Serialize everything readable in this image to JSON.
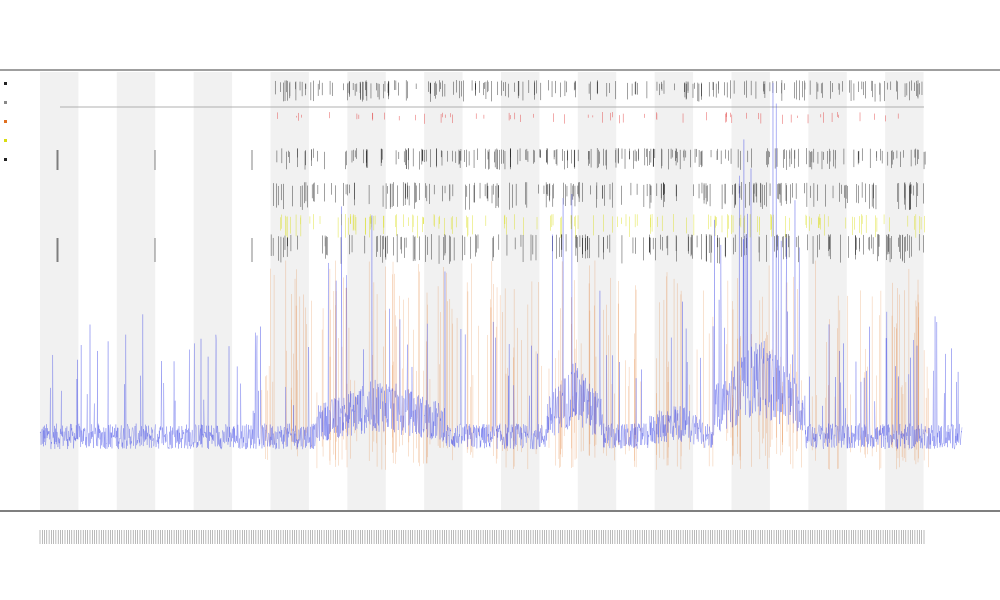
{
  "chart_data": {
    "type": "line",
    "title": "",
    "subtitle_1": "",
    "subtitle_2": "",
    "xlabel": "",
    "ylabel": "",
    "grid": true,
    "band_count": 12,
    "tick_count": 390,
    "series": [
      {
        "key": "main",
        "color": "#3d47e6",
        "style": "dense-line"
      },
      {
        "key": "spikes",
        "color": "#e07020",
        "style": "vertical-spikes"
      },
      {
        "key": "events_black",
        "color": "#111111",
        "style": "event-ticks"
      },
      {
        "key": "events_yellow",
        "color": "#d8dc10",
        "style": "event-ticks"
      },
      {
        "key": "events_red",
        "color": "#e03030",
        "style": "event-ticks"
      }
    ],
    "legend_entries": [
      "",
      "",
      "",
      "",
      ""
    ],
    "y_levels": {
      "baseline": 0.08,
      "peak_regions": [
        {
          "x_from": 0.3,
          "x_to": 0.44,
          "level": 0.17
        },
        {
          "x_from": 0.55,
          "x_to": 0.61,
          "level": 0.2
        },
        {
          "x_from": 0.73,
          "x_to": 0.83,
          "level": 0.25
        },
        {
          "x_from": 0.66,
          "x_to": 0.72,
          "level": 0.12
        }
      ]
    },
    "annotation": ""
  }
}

▶ **WHAT IS BEING ASKED**
Copy out the entries verbatim and leave the images out.

▶ **WRITTEN SOLUTION**
Serialize everything readable in this image to JSON.
{
  "chart_data": {
    "type": "line",
    "title": "",
    "subtitle_1": "",
    "subtitle_2": "",
    "xlabel": "",
    "ylabel": "",
    "grid": true,
    "band_count": 12,
    "tick_count": 390,
    "series": [
      {
        "key": "main",
        "color": "#3d47e6",
        "style": "dense-line"
      },
      {
        "key": "spikes",
        "color": "#e07020",
        "style": "vertical-spikes"
      },
      {
        "key": "events_black",
        "color": "#111111",
        "style": "event-ticks"
      },
      {
        "key": "events_yellow",
        "color": "#d8dc10",
        "style": "event-ticks"
      },
      {
        "key": "events_red",
        "color": "#e03030",
        "style": "event-ticks"
      }
    ],
    "legend_entries": [
      "",
      "",
      "",
      "",
      ""
    ],
    "y_levels": {
      "baseline": 0.08,
      "peak_regions": [
        {
          "x_from": 0.3,
          "x_to": 0.44,
          "level": 0.17
        },
        {
          "x_from": 0.55,
          "x_to": 0.61,
          "level": 0.2
        },
        {
          "x_from": 0.73,
          "x_to": 0.83,
          "level": 0.25
        },
        {
          "x_from": 0.66,
          "x_to": 0.72,
          "level": 0.12
        }
      ]
    },
    "annotation": ""
  }
}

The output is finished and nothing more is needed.